> [Objective] Retype the lines below, everything from the line containing "tab-daily[interactable]: 日K —" down to the line containing "sanhu-unlock-text[interactable]: 解锁查看最新实时数据 —", both included, without any changes.

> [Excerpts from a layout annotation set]
· · ·
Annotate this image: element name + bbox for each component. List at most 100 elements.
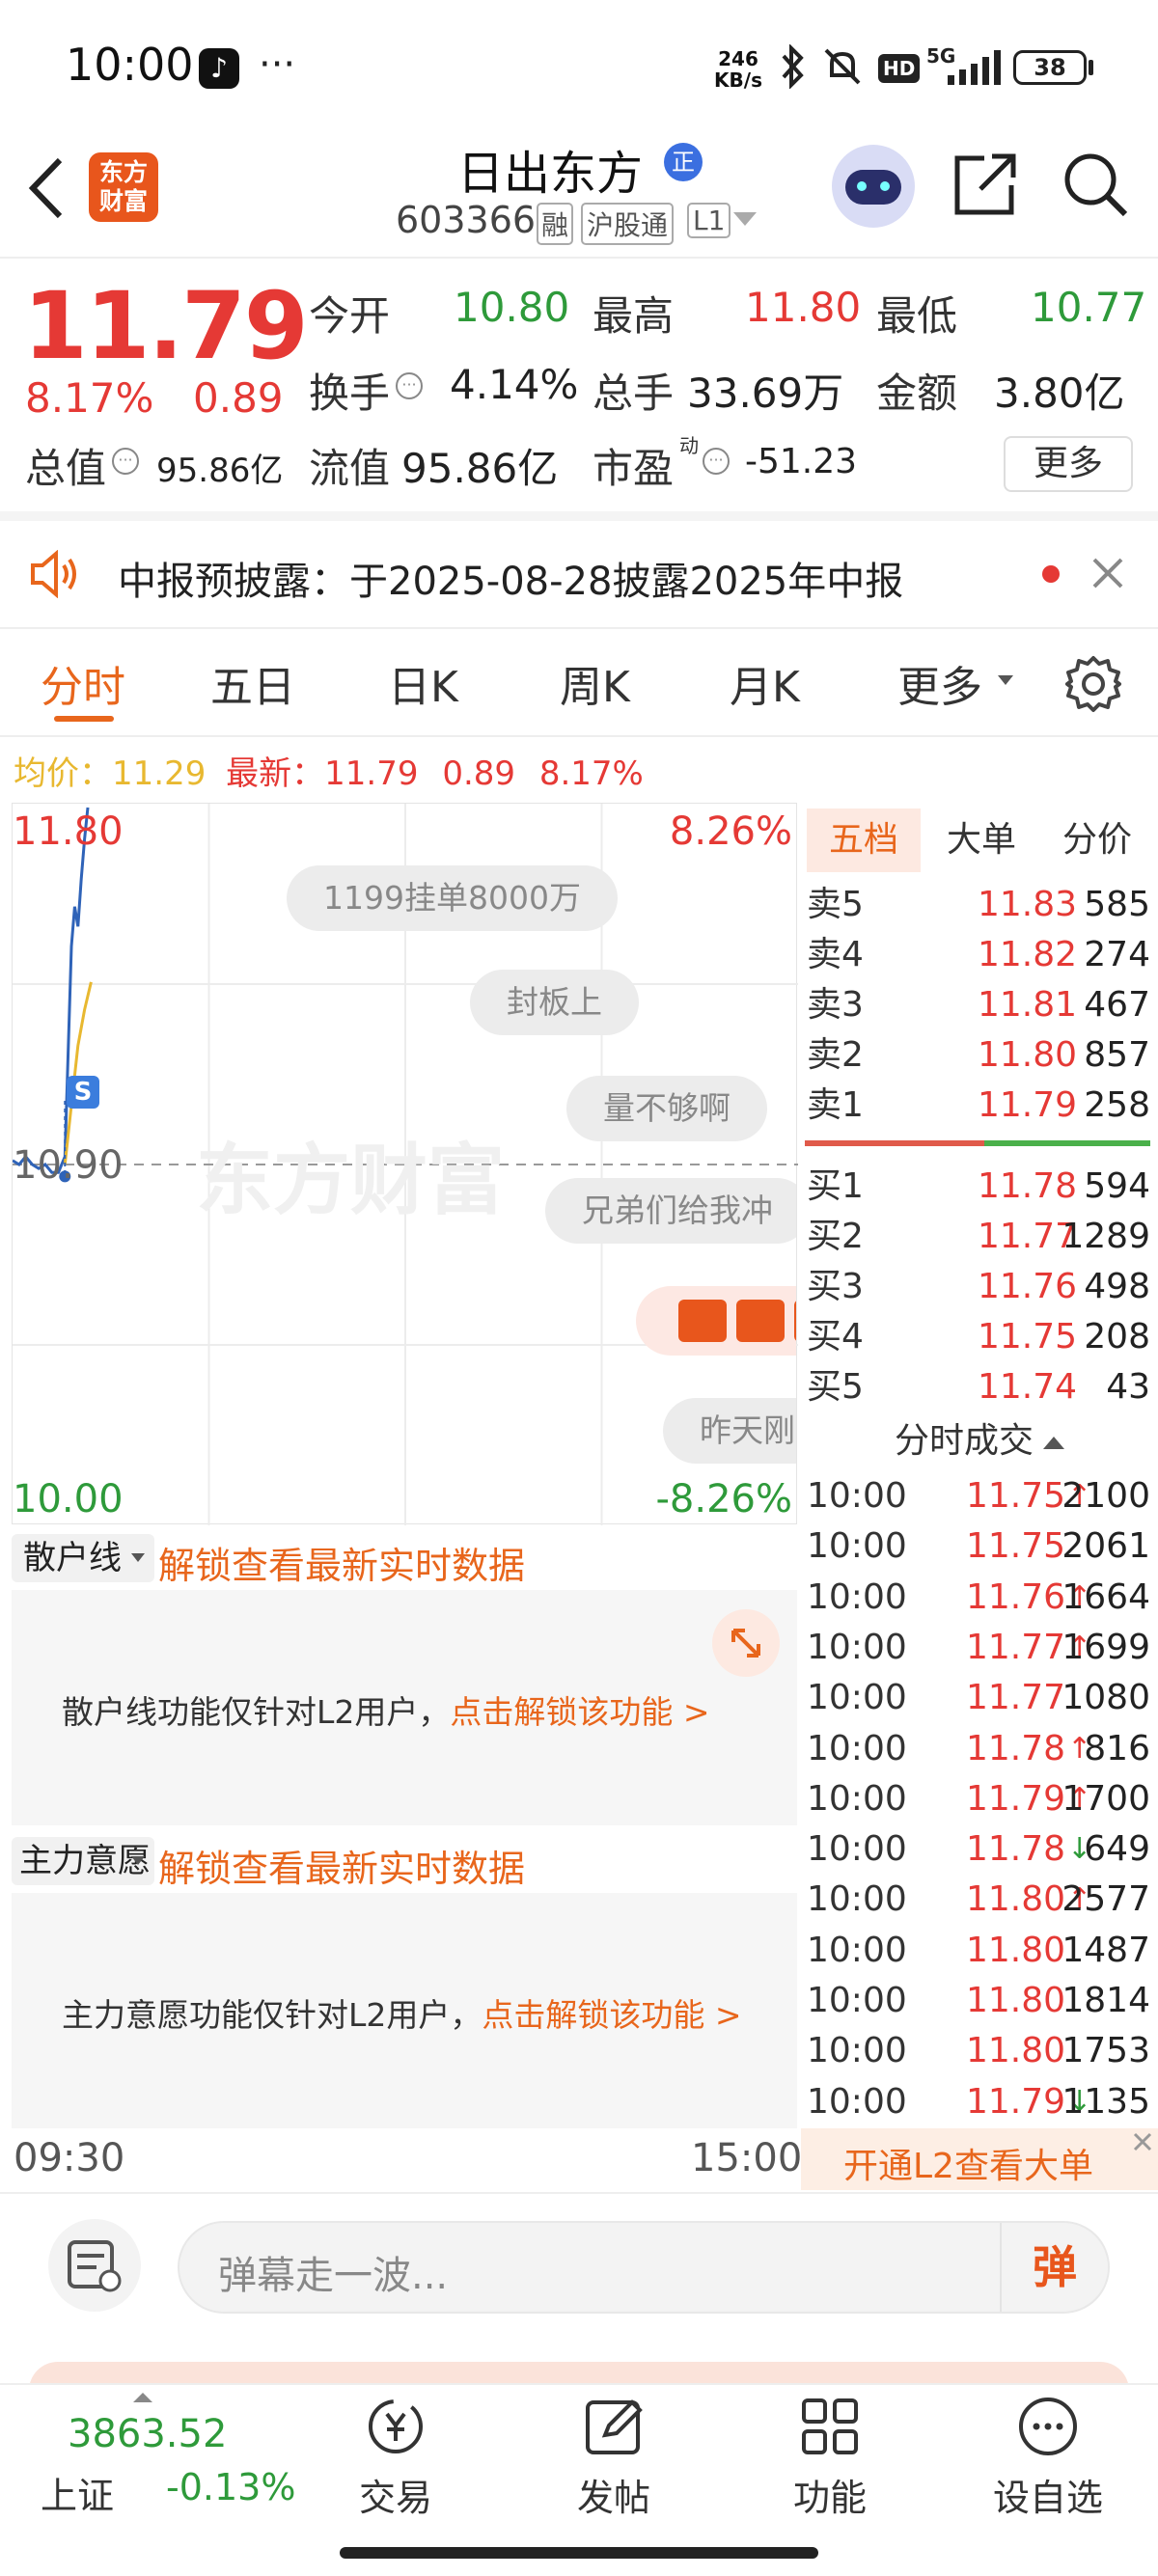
tab-daily[interactable]: 日K — [388, 652, 458, 714]
change-pct: 8.17% — [25, 374, 154, 422]
float-value: 95.86亿 — [401, 445, 559, 492]
zhuli-unlock-text[interactable]: 解锁查看最新实时数据 — [158, 1839, 525, 1892]
close-icon[interactable] — [1129, 2128, 1156, 2155]
notice-bar[interactable]: 中报预披露：于2025-08-28披露2025年中报 — [0, 521, 1158, 627]
nav-post[interactable]: 发帖 — [537, 2395, 691, 2521]
tab-weekly[interactable]: 周K — [560, 652, 630, 714]
bottom-nav: 3863.52 上证 -0.13% 交易 发帖 功能 设自选 — [0, 2383, 1158, 2576]
x-end-label: 15:00 — [691, 2136, 803, 2180]
search-icon[interactable] — [1062, 151, 1131, 224]
send-danmaku-button[interactable]: 弹 — [1000, 2223, 1108, 2312]
danmaku-clip: 兄弟们给我冲 昨天刚 — [13, 804, 796, 1523]
close-icon[interactable] — [1090, 556, 1125, 594]
tab-big-orders[interactable]: 大单 — [924, 808, 1038, 872]
dropdown-icon[interactable] — [733, 212, 757, 226]
zhuli-locked-box: 主力意愿功能仅针对L2用户，点击解锁该功能 > — [12, 1893, 797, 2128]
sanhu-unlock-text[interactable]: 解锁查看最新实时数据 — [158, 1536, 525, 1589]
zhuli-unlock-link[interactable]: 点击解锁该功能 > — [482, 1996, 741, 2034]
expand-icon[interactable] — [712, 1609, 780, 1677]
ask-row[interactable]: 卖4 11.82 274 — [807, 930, 1150, 980]
share-icon[interactable] — [951, 151, 1019, 222]
ask-price: 11.79 — [977, 1085, 1077, 1125]
back-icon[interactable] — [25, 154, 68, 226]
tick-price: 11.79 — [965, 2081, 1065, 2122]
ask-volume: 467 — [1084, 985, 1150, 1025]
rising-chart-icon — [794, 1300, 796, 1342]
tick-time: 10:00 — [807, 1778, 907, 1819]
chart-tabs: 分时 五日 日K 周K 月K 更多 — [0, 629, 1158, 735]
ask-price: 11.83 — [977, 885, 1077, 924]
info-icon[interactable]: ··· — [112, 448, 139, 475]
tick-price: 11.80 — [965, 1930, 1065, 1970]
open-label: 今开 — [309, 292, 391, 340]
settings-gear-icon[interactable] — [1063, 654, 1123, 718]
trade-icon — [369, 2399, 423, 2453]
tick-row: 10:00 11.76 ↑ 1664 — [807, 1573, 1150, 1623]
ask-row[interactable]: 卖5 11.83 585 — [807, 880, 1150, 930]
grid-icon — [802, 2398, 858, 2454]
tab-more[interactable]: 更多 — [897, 652, 982, 714]
speaker-icon — [29, 549, 83, 602]
tab-five-levels[interactable]: 五档 — [807, 808, 921, 872]
ask-volume: 274 — [1084, 935, 1150, 974]
section-gap — [0, 511, 1158, 521]
ai-assistant-icon[interactable] — [832, 145, 915, 228]
ask-level-label: 卖1 — [807, 1085, 864, 1125]
danmaku-input[interactable]: 弹幕走一波... 弹 — [178, 2221, 1110, 2314]
ask-row[interactable]: 卖3 11.81 467 — [807, 980, 1150, 1030]
bid-row[interactable]: 买1 11.78 594 — [807, 1162, 1150, 1212]
sanhu-locked-msg: 散户线功能仅针对L2用户，点击解锁该功能 > — [62, 1686, 710, 1733]
notice-text: 中报预披露：于2025-08-28披露2025年中报 — [118, 560, 904, 604]
index-value[interactable]: 3863.52 — [68, 2412, 227, 2456]
more-button[interactable]: 更多 — [1004, 436, 1133, 492]
tick-row: 10:00 11.77 1080 — [807, 1673, 1150, 1723]
tab-active-indicator — [54, 716, 114, 722]
tick-price: 11.80 — [965, 2031, 1065, 2071]
nav-watchlist[interactable]: 设自选 — [971, 2395, 1125, 2521]
bid-row[interactable]: 买3 11.76 498 — [807, 1262, 1150, 1312]
tab-price-dist[interactable]: 分价 — [1040, 808, 1154, 872]
sanhu-unlock-link[interactable]: 点击解锁该功能 > — [450, 1693, 709, 1731]
ask-volume: 258 — [1084, 1085, 1150, 1125]
pe-value: -51.23 — [745, 442, 858, 481]
latest-label: 最新： — [226, 754, 325, 793]
tick-price: 11.78 — [965, 1728, 1065, 1768]
x-start-label: 09:30 — [14, 2136, 125, 2180]
bid-row[interactable]: 买4 11.75 208 — [807, 1312, 1150, 1362]
tick-price: 11.77 — [965, 1627, 1065, 1667]
tab-monthly[interactable]: 月K — [730, 652, 800, 714]
quote-panel: 11.79 8.17% 0.89 今开 10.80 最高 11.80 最低 10… — [0, 259, 1158, 514]
open-value: 10.80 — [454, 284, 570, 331]
ask-row[interactable]: 卖2 11.80 857 — [807, 1030, 1150, 1081]
app-logo[interactable]: 东方 财富 — [89, 152, 158, 222]
bid-price: 11.74 — [977, 1367, 1077, 1407]
ask-level-label: 卖4 — [807, 935, 864, 974]
info-icon[interactable]: ··· — [703, 448, 730, 475]
intraday-chart[interactable]: 东方财富 11.80 10.90 10.00 8.26% -8.26% S 11… — [12, 803, 798, 1525]
zhuli-select[interactable]: 主力意愿 — [12, 1837, 154, 1885]
ask-price: 11.81 — [977, 985, 1077, 1025]
tick-time: 10:00 — [807, 2031, 907, 2071]
bid-volume: 1289 — [1062, 1217, 1150, 1256]
bid-price: 11.75 — [977, 1317, 1077, 1357]
l2-promo-banner[interactable]: 开通L2查看大单 — [801, 2128, 1158, 2190]
tick-volume: 1080 — [1062, 1678, 1150, 1718]
nav-functions[interactable]: 功能 — [753, 2395, 907, 2521]
sanhu-select[interactable]: 散户线 — [12, 1534, 154, 1582]
tab-5day[interactable]: 五日 — [210, 652, 295, 714]
sort-up-icon — [1043, 1436, 1064, 1449]
expand-up-icon[interactable] — [133, 2393, 152, 2402]
tick-row: 10:00 11.75 2061 — [807, 1521, 1150, 1572]
tick-row: 10:00 11.80 1814 — [807, 1976, 1150, 2026]
ask-row[interactable]: 卖1 11.79 258 — [807, 1081, 1150, 1131]
comment-list-icon[interactable] — [48, 2219, 141, 2312]
tick-price: 11.79 — [965, 1778, 1065, 1819]
zhuli-msg-text: 主力意愿功能仅针对L2用户， — [62, 1996, 482, 2034]
tick-header[interactable]: 分时成交 — [801, 1414, 1158, 1468]
info-icon[interactable]: ··· — [396, 372, 423, 399]
bid-row[interactable]: 买5 11.74 43 — [807, 1362, 1150, 1412]
nav-trade[interactable]: 交易 — [318, 2395, 473, 2521]
bluetooth-icon — [778, 43, 807, 93]
bid-row[interactable]: 买2 11.77 1289 — [807, 1212, 1150, 1262]
tab-intraday[interactable]: 分时 — [41, 652, 125, 714]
· · ·
> [Solution to this exercise]
tab-daily[interactable]: 日K — [388, 652, 458, 714]
change-pct: 8.17% — [25, 374, 154, 422]
float-value: 95.86亿 — [401, 445, 559, 492]
zhuli-unlock-text[interactable]: 解锁查看最新实时数据 — [158, 1839, 525, 1892]
close-icon[interactable] — [1129, 2128, 1156, 2155]
notice-bar[interactable]: 中报预披露：于2025-08-28披露2025年中报 — [0, 521, 1158, 627]
nav-post[interactable]: 发帖 — [537, 2395, 691, 2521]
tab-weekly[interactable]: 周K — [560, 652, 630, 714]
bottom-nav: 3863.52 上证 -0.13% 交易 发帖 功能 设自选 — [0, 2383, 1158, 2576]
x-end-label: 15:00 — [691, 2136, 803, 2180]
search-icon[interactable] — [1062, 151, 1131, 224]
send-danmaku-button[interactable]: 弹 — [1000, 2223, 1108, 2312]
danmaku-clip: 兄弟们给我冲 昨天刚 — [13, 804, 796, 1523]
close-icon[interactable] — [1090, 556, 1125, 594]
tab-big-orders[interactable]: 大单 — [924, 808, 1038, 872]
dropdown-icon[interactable] — [733, 212, 757, 226]
zhuli-locked-box: 主力意愿功能仅针对L2用户，点击解锁该功能 > — [12, 1893, 797, 2128]
sanhu-unlock-text[interactable]: 解锁查看最新实时数据 — [158, 1536, 525, 1589]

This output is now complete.